↓

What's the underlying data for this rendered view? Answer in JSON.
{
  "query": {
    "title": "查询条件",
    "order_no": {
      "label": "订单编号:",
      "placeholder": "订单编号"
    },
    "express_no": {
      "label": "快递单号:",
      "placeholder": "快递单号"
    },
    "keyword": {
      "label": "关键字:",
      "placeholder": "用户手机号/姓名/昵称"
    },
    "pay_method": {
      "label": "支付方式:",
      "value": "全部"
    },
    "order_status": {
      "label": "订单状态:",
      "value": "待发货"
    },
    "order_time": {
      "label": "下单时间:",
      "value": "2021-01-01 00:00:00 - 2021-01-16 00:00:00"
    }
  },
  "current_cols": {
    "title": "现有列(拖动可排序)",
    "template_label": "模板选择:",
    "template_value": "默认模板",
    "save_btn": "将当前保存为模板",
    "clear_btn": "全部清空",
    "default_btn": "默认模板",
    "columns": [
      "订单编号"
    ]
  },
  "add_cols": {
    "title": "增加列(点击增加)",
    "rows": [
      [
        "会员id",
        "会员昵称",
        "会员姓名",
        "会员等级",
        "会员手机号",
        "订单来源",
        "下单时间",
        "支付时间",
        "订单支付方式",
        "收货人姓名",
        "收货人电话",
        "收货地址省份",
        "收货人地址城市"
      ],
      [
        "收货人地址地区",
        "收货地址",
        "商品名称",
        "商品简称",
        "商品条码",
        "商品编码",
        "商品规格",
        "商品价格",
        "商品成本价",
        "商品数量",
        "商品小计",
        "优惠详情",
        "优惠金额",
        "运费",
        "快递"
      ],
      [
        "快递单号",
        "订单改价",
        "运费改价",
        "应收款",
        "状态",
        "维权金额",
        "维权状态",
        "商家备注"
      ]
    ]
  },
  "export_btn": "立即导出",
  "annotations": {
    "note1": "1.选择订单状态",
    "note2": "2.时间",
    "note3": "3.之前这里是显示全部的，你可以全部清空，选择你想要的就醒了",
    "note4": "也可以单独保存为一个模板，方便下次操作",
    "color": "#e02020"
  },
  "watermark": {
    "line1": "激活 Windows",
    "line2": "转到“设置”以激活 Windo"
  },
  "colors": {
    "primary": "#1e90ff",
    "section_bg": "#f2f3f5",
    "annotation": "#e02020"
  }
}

↑

PROMPT: Reproduce each record shown above without altering a single word.

RESPONSE:
What's the underlying data for this rendered view? Answer in JSON.
{
  "query": {
    "title": "查询条件",
    "order_no": {
      "label": "订单编号:",
      "placeholder": "订单编号"
    },
    "express_no": {
      "label": "快递单号:",
      "placeholder": "快递单号"
    },
    "keyword": {
      "label": "关键字:",
      "placeholder": "用户手机号/姓名/昵称"
    },
    "pay_method": {
      "label": "支付方式:",
      "value": "全部"
    },
    "order_status": {
      "label": "订单状态:",
      "value": "待发货"
    },
    "order_time": {
      "label": "下单时间:",
      "value": "2021-01-01 00:00:00 - 2021-01-16 00:00:00"
    }
  },
  "current_cols": {
    "title": "现有列(拖动可排序)",
    "template_label": "模板选择:",
    "template_value": "默认模板",
    "save_btn": "将当前保存为模板",
    "clear_btn": "全部清空",
    "default_btn": "默认模板",
    "columns": [
      "订单编号"
    ]
  },
  "add_cols": {
    "title": "增加列(点击增加)",
    "rows": [
      [
        "会员id",
        "会员昵称",
        "会员姓名",
        "会员等级",
        "会员手机号",
        "订单来源",
        "下单时间",
        "支付时间",
        "订单支付方式",
        "收货人姓名",
        "收货人电话",
        "收货地址省份",
        "收货人地址城市"
      ],
      [
        "收货人地址地区",
        "收货地址",
        "商品名称",
        "商品简称",
        "商品条码",
        "商品编码",
        "商品规格",
        "商品价格",
        "商品成本价",
        "商品数量",
        "商品小计",
        "优惠详情",
        "优惠金额",
        "运费",
        "快递"
      ],
      [
        "快递单号",
        "订单改价",
        "运费改价",
        "应收款",
        "状态",
        "维权金额",
        "维权状态",
        "商家备注"
      ]
    ]
  },
  "export_btn": "立即导出",
  "annotations": {
    "note1": "1.选择订单状态",
    "note2": "2.时间",
    "note3": "3.之前这里是显示全部的，你可以全部清空，选择你想要的就醒了",
    "note4": "也可以单独保存为一个模板，方便下次操作",
    "color": "#e02020"
  },
  "watermark": {
    "line1": "激活 Windows",
    "line2": "转到“设置”以激活 Windo"
  },
  "colors": {
    "primary": "#1e90ff",
    "section_bg": "#f2f3f5",
    "annotation": "#e02020"
  }
}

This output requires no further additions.